*Completa quanto segue:*
1. Rispondi a queste domande sull'estratto sulle proposizioni di adeguatezza:
(a) Quali congiunzioni introducono la subordinata nella costruzione esplicita?
(b) Quale strategia di codifica della consecuzione va ritenuta prototipica?
(c) Quante asserzioni compie il parlante se usa due frasi non gerarchicamente ordinate?
2. Trascrivi dall'estratto sulle proposizioni di adeguatezza il tratto che va da "Come le consecutive, anche" fino a "vacanza da solo.".

*Estratto della fonte:*
==================================================

Come le consecutive, anche le proposizioni di adeguatezza formano una struttura a dittico: nella sovraordinata l’antecedente è intensificato dagli avverbi troppo, abbastanza, troppo poco, non abbastanza; la subordinata è invece introdotta da affinché o perché nella costruzione esplicita (28-29) o da per / da nella costruzione implicita:
(30) Luca è abbastanza grande per andare in vacanza da solo.
Da un punto di vista pragmatico, la codifica della consecuzione mediante subordinazione (da ritenersi la strategia prototipica) diverge dall’alternativa mediante coordinazione per via del tipo di azione linguistica compiuta dal parlante (Ferrari 1994: 200-201). Ricorrendo a una consecutiva subordinata si afferma l’esistenza di un rapporto consecutivo tra due fatti per mezzo di un’unica asserzione. Al contrario, impiegando due frasi non gerarchicamente ordinate, il parlante compie due asserzioni, la seconda delle quali si pone come conclusione rispetto alla prima.

==================================================

Dati su elementi e regioni:
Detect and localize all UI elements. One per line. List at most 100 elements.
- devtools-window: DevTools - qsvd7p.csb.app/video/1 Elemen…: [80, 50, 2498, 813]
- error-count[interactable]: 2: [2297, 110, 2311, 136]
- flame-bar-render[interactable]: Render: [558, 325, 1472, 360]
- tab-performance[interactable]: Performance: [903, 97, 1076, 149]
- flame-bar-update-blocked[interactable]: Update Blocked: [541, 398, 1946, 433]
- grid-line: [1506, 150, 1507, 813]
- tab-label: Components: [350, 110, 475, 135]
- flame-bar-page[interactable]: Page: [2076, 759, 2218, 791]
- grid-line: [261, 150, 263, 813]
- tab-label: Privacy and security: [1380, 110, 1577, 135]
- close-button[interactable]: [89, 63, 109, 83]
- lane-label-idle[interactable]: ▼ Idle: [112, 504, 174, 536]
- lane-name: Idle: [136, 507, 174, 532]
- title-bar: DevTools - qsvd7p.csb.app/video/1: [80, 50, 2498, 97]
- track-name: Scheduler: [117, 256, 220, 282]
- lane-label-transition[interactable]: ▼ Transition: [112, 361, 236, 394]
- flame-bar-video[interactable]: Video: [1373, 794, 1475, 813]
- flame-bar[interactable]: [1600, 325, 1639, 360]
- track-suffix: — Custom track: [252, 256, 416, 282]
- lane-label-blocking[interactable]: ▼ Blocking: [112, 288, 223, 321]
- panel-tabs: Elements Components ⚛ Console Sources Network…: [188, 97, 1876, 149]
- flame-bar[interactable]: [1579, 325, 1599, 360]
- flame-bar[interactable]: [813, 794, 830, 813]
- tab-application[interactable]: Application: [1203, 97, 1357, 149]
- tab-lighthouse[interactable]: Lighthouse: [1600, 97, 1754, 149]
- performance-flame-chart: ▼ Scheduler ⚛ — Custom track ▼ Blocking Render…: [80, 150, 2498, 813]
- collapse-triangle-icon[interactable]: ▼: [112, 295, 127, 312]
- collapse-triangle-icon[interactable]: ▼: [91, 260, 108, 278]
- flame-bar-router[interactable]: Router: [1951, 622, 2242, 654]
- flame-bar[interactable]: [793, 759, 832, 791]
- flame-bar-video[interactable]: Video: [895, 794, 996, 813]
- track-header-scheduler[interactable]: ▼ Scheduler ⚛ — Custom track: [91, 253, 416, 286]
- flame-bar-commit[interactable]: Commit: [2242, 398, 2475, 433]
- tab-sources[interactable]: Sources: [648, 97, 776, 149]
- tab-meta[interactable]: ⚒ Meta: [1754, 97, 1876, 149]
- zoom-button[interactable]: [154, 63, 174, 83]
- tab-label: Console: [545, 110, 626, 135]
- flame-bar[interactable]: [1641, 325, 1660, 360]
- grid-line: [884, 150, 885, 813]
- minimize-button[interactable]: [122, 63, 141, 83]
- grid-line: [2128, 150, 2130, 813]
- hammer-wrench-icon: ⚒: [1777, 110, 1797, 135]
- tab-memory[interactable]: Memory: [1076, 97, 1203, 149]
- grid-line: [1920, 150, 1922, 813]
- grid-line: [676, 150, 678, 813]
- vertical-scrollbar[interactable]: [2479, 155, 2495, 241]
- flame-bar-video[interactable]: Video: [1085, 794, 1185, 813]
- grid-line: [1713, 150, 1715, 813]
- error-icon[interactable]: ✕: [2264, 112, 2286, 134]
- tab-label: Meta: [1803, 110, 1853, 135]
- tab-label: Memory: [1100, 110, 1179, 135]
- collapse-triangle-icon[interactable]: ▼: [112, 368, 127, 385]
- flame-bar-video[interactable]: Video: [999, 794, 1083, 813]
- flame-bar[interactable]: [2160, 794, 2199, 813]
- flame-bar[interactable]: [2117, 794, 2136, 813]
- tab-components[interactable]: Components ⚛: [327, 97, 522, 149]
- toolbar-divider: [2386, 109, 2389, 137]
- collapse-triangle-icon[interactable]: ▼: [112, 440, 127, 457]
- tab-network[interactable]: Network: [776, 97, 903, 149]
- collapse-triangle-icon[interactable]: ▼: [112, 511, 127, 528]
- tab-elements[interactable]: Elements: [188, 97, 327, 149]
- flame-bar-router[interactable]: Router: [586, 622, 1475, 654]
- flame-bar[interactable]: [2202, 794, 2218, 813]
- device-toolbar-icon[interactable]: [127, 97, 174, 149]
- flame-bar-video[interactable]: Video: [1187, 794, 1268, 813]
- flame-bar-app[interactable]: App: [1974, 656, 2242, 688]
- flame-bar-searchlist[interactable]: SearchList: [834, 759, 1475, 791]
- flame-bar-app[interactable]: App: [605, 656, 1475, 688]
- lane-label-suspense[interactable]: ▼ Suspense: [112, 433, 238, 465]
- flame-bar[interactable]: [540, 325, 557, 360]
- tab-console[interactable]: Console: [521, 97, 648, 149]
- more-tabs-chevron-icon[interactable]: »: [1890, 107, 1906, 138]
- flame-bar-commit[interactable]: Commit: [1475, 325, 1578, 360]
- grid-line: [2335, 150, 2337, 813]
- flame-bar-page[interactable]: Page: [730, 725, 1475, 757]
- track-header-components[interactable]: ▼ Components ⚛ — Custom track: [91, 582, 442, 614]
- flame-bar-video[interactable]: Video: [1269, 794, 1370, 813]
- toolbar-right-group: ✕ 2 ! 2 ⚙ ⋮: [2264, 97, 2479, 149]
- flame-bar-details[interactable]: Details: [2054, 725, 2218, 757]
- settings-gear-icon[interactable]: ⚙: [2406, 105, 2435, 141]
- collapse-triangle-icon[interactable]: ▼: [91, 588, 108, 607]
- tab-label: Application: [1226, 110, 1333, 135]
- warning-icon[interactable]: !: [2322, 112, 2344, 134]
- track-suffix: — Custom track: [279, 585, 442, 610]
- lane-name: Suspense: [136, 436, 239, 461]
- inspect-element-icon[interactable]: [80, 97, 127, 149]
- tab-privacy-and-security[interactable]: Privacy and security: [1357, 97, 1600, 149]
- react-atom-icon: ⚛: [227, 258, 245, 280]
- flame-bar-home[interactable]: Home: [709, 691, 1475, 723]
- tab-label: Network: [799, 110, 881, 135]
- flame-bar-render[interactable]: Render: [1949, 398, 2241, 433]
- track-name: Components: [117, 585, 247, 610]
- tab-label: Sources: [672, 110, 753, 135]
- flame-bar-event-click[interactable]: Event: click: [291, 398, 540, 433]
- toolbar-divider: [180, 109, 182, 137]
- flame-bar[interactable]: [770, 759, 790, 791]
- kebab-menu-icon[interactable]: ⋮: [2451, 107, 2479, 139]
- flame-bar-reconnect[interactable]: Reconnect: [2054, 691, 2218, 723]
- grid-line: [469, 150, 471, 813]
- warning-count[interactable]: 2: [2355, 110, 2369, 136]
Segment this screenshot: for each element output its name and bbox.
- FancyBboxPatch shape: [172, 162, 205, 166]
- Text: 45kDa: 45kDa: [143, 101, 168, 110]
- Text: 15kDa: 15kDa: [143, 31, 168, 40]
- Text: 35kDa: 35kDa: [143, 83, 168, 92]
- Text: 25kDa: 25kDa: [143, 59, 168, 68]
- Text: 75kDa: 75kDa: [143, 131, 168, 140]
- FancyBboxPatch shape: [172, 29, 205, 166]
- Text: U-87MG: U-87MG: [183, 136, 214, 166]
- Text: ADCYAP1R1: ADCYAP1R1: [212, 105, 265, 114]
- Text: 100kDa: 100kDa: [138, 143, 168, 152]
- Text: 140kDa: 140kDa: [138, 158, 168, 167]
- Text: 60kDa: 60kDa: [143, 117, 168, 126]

==================================================

*Soluzioni degli esercizi:*
1.
(a) Affinché o perché.
(b) La subordinazione.
(c) Due.

2.
Come le consecutive, anche le proposizioni di adeguatezza formano una struttura a dittico: nella sovraordinata l’antecedente è intensificato dagli avverbi troppo, abbastanza, troppo poco, non abbastanza; la subordinata è invece introdotta da affinché o perché nella costruzione esplicita (28-29) o da per / da nella costruzione implicita:
(30) Luca è abbastanza grande per andare in vacanza da solo.